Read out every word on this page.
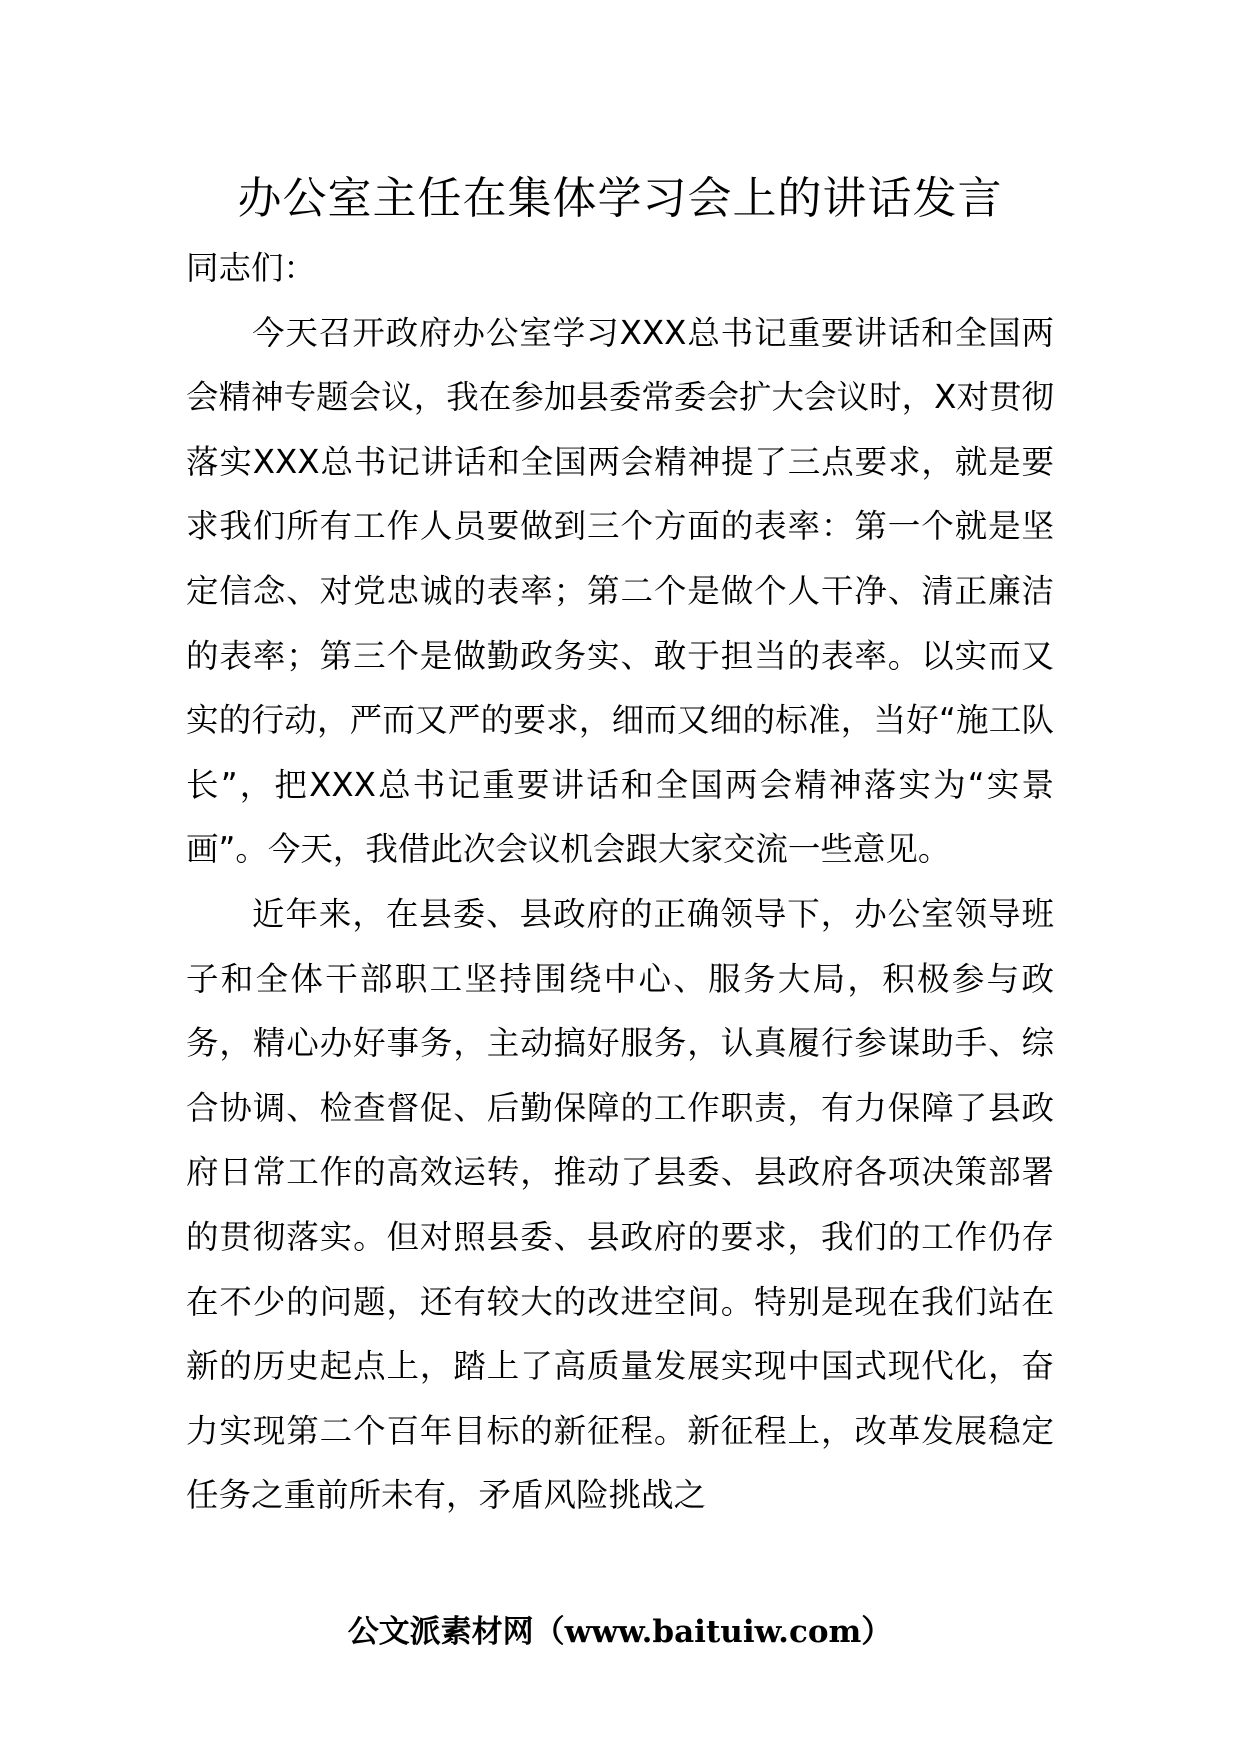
办公室主任在集体学习会上的讲话发言

同志们：

今天召开政府办公室学习XXX总书记重要讲话和全国两会精神专题会议，我在参加县委常委会扩大会议时，X对贯彻落实XXX总书记讲话和全国两会精神提了三点要求，就是要求我们所有工作人员要做到三个方面的表率：第一个就是坚定信念、对党忠诚的表率；第二个是做个人干净、清正廉洁的表率；第三个是做勤政务实、敢于担当的表率。以实而又实的行动，严而又严的要求，细而又细的标准，当好“施工队长”，把XXX总书记重要讲话和全国两会精神落实为“实景画”。今天，我借此次会议机会跟大家交流一些意见。

近年来，在县委、县政府的正确领导下，办公室领导班子和全体干部职工坚持围绕中心、服务大局，积极参与政务，精心办好事务，主动搞好服务，认真履行参谋助手、综合协调、检查督促、后勤保障的工作职责，有力保障了县政府日常工作的高效运转，推动了县委、县政府各项决策部署的贯彻落实。但对照县委、县政府的要求，我们的工作仍存在不少的问题，还有较大的改进空间。特别是现在我们站在新的历史起点上，踏上了高质量发展实现中国式现代化，奋力实现第二个百年目标的新征程。新征程上，改革发展稳定任务之重前所未有，矛盾风险挑战之

公文派素材网（www.baituiw.com）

* _Stated exercise_
Print every record above exactly as written, leaving out the pictures.

* _Answer for the task_
Read out every word on this page.
办公室主任在集体学习会上的讲话发言

同志们：

今天召开政府办公室学习XXX总书记重要讲话和全国两会精神专题会议，我在参加县委常委会扩大会议时，X对贯彻落实XXX总书记讲话和全国两会精神提了三点要求，就是要求我们所有工作人员要做到三个方面的表率：第一个就是坚定信念、对党忠诚的表率；第二个是做个人干净、清正廉洁的表率；第三个是做勤政务实、敢于担当的表率。以实而又实的行动，严而又严的要求，细而又细的标准，当好“施工队长”，把XXX总书记重要讲话和全国两会精神落实为“实景画”。今天，我借此次会议机会跟大家交流一些意见。

近年来，在县委、县政府的正确领导下，办公室领导班子和全体干部职工坚持围绕中心、服务大局，积极参与政务，精心办好事务，主动搞好服务，认真履行参谋助手、综合协调、检查督促、后勤保障的工作职责，有力保障了县政府日常工作的高效运转，推动了县委、县政府各项决策部署的贯彻落实。但对照县委、县政府的要求，我们的工作仍存在不少的问题，还有较大的改进空间。特别是现在我们站在新的历史起点上，踏上了高质量发展实现中国式现代化，奋力实现第二个百年目标的新征程。新征程上，改革发展稳定任务之重前所未有，矛盾风险挑战之

公文派素材网（www.baituiw.com）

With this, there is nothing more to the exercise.